***** Stored rows *****

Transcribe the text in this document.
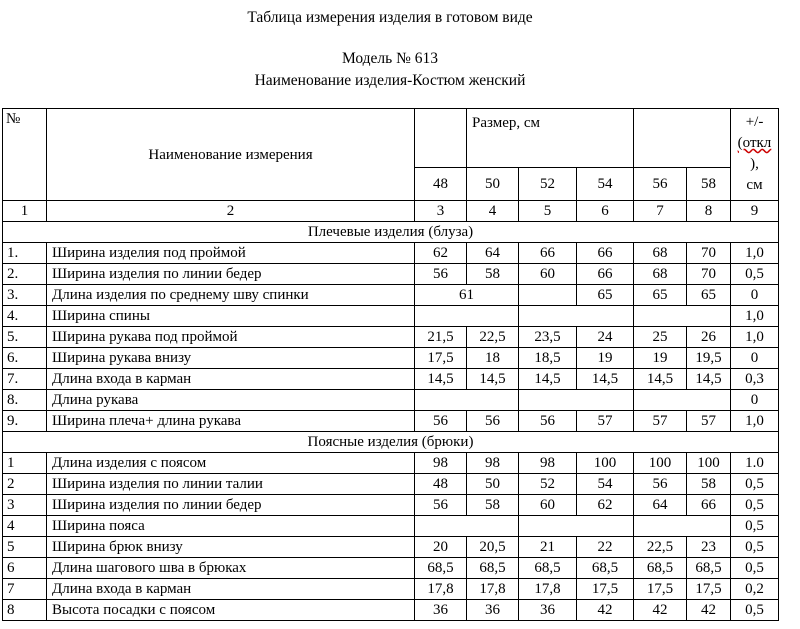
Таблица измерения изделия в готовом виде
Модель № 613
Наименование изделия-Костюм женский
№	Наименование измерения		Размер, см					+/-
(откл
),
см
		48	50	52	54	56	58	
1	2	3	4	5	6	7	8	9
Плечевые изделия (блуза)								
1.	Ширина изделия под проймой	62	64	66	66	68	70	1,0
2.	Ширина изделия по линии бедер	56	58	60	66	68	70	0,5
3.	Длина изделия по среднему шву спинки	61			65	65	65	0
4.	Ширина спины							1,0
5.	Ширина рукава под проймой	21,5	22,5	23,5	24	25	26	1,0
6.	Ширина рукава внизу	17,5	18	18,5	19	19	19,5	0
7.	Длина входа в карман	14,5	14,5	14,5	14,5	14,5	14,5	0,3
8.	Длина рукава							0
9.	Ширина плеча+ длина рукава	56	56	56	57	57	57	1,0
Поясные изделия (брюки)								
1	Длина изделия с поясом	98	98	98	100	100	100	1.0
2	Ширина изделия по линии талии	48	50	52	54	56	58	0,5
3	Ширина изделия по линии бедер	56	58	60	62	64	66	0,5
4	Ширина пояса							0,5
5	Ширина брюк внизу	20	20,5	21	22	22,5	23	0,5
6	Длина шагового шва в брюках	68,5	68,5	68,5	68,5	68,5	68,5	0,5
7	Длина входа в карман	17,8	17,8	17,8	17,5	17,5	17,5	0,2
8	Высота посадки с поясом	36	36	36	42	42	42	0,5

*****

— Problem —
A faithful copy of the records above is needed, with the pictures left out.

— Expected answer —
Transcribe the text in this document.
Таблица измерения изделия в готовом виде
Модель № 613
Наименование изделия-Костюм женский
№	Наименование измерения		Размер, см					+/-
(откл
),
см
		48	50	52	54	56	58	
1	2	3	4	5	6	7	8	9
Плечевые изделия (блуза)								
1.	Ширина изделия под проймой	62	64	66	66	68	70	1,0
2.	Ширина изделия по линии бедер	56	58	60	66	68	70	0,5
3.	Длина изделия по среднему шву спинки	61			65	65	65	0
4.	Ширина спины							1,0
5.	Ширина рукава под проймой	21,5	22,5	23,5	24	25	26	1,0
6.	Ширина рукава внизу	17,5	18	18,5	19	19	19,5	0
7.	Длина входа в карман	14,5	14,5	14,5	14,5	14,5	14,5	0,3
8.	Длина рукава							0
9.	Ширина плеча+ длина рукава	56	56	56	57	57	57	1,0
Поясные изделия (брюки)								
1	Длина изделия с поясом	98	98	98	100	100	100	1.0
2	Ширина изделия по линии талии	48	50	52	54	56	58	0,5
3	Ширина изделия по линии бедер	56	58	60	62	64	66	0,5
4	Ширина пояса							0,5
5	Ширина брюк внизу	20	20,5	21	22	22,5	23	0,5
6	Длина шагового шва в брюках	68,5	68,5	68,5	68,5	68,5	68,5	0,5
7	Длина входа в карман	17,8	17,8	17,8	17,5	17,5	17,5	0,2
8	Высота посадки с поясом	36	36	36	42	42	42	0,5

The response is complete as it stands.